Zitierter Auszug:
Lebendig geschrieben, von mir gerne gelesen

 eiskimo meinte dazu am 27.07.20:
Danke! Ich mag diese alten Leutchen auch sehr, die so viel Entspanntheit vorleben!
lG
Eiskimo

 AchterZwerg (27.07.20)
Heutzutage muss ja alles reserviert werden - selbst das Plätzchen für einen Espresso.
Insofern hat der vorsorgende junge Mann ganz Recht: Früh übt sich, wer ein Toter werden will ...

Zustimmende Grüße
der8.

 eiskimo antwortete darauf am 27.07.20:
Wobei so ein Espresso ja richtig belebend wirken kann, bei den anderen Adressen weiß ich nicht...
optimistische Grüße
Eiskimo

 FrankReich (27.07.20)
Wartung ist schon viel wert und je früher sie begonnen wird, desto besser funktioniert sie im Alter. 😎

 eiskimo schrieb daraufhin am 27.07.20:
Ich warte regelmäßig und mit einer gewissen Hingabe!
ciao
Eiskimo

 Dieter_Rotmund (06.06.23, 18:19)
Handwerklich nicht schlecht, geht aber an der Realität völlig vorbei.

Daten zur Seitensegmentierung
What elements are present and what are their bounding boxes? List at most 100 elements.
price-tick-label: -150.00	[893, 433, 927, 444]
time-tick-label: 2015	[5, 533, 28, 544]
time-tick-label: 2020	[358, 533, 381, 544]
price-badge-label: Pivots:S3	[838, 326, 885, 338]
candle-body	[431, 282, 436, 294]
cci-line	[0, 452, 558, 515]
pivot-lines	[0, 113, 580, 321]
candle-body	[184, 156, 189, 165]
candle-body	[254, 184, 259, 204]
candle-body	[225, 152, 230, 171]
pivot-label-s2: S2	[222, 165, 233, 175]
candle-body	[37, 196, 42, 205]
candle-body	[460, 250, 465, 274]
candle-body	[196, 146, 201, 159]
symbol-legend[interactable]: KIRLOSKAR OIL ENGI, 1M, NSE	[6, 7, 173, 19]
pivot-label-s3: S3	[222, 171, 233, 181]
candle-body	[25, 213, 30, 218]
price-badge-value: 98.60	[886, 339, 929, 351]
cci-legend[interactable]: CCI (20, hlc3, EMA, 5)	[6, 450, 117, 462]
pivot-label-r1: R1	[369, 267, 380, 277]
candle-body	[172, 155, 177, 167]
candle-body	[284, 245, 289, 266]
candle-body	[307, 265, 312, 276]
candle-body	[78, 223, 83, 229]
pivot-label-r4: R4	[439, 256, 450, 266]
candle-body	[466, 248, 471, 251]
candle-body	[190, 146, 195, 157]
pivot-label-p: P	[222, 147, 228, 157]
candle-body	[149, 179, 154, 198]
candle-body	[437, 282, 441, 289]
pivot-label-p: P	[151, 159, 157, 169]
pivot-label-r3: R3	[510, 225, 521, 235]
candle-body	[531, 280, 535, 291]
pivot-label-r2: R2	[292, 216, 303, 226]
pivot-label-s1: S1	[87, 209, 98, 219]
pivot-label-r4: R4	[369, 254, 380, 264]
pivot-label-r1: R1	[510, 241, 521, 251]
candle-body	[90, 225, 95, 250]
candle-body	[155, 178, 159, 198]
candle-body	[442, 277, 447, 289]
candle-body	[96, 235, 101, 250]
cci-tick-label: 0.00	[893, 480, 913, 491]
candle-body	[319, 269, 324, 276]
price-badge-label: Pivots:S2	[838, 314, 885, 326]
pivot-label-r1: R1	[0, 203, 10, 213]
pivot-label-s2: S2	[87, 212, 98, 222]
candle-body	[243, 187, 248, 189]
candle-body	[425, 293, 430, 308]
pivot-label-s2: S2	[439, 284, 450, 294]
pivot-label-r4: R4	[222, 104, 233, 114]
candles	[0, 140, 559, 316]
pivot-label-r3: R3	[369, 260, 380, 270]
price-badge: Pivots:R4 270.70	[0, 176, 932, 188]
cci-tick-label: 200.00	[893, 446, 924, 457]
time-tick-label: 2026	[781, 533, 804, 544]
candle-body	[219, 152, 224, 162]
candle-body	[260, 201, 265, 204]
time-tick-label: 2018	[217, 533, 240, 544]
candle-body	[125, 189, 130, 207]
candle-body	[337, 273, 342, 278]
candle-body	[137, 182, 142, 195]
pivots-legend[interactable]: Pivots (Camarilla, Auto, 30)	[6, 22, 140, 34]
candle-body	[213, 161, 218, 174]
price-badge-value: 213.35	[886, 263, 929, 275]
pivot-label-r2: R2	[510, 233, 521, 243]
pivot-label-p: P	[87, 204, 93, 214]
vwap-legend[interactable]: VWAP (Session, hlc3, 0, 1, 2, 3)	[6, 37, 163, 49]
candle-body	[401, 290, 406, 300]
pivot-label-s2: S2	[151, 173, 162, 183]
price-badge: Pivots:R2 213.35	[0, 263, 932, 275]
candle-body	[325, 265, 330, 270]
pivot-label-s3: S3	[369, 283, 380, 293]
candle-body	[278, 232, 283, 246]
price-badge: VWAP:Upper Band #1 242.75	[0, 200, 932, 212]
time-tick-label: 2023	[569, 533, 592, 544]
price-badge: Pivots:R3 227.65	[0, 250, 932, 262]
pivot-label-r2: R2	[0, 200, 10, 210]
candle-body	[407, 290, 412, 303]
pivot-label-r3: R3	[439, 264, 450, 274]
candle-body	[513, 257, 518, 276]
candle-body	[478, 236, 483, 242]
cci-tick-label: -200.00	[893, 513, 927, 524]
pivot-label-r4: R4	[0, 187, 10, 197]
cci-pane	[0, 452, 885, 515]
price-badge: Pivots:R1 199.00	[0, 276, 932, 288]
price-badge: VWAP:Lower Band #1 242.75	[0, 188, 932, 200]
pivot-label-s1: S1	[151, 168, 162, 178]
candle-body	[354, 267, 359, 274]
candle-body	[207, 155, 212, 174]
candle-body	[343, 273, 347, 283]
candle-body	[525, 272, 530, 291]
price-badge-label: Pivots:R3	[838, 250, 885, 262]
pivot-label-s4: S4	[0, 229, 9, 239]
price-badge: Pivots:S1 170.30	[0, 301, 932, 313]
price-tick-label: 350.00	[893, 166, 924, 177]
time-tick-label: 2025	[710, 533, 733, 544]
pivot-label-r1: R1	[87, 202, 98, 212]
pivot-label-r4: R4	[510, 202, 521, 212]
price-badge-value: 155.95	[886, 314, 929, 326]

Zu erledigende Schritte:
1: Gib für jede der Aussagen (a), (b) und (c) an, ob sie mit dem Kommentarverlauf übereinstimmt, und belege dein Ja oder Nein mit den entscheidenden Worten wörtlich aus dem Kommentarverlauf. (a) AchterZwerg zufolge muss heute sogar der Platz für einen Espresso reserviert werden. (b) FrankReich meint, Wartung funktioniere im Alter umso schlechter, je früher sie beginnt. (c) Dieter_Rotmund bewertet den Text als handwerklich schwach.
2: Erkläre anhand des Kommentarverlaufs in ein bis drei Sätzen, weshalb AchterZwerg dem vorsorgenden jungen Mann recht gibt.
Die Einträge sind eigenständiges Material, das mit dem Kommentarverlauf nichts zu tun hat.

Schriftliche Antworten:
1:
(a) Ja: „Heutzutage muss ja alles reserviert werden - selbst das Plätzchen für einen Espresso.“
(b) Nein: „je früher sie begonnen wird, desto besser funktioniert sie im Alter“
(c) Nein: „Handwerklich nicht schlecht“

2: Heutzutage muss alles reserviert werden, selbst das Plätzchen für einen Espresso. Deshalb hält AchterZwerg die Vorsorge des jungen Mannes für berechtigt.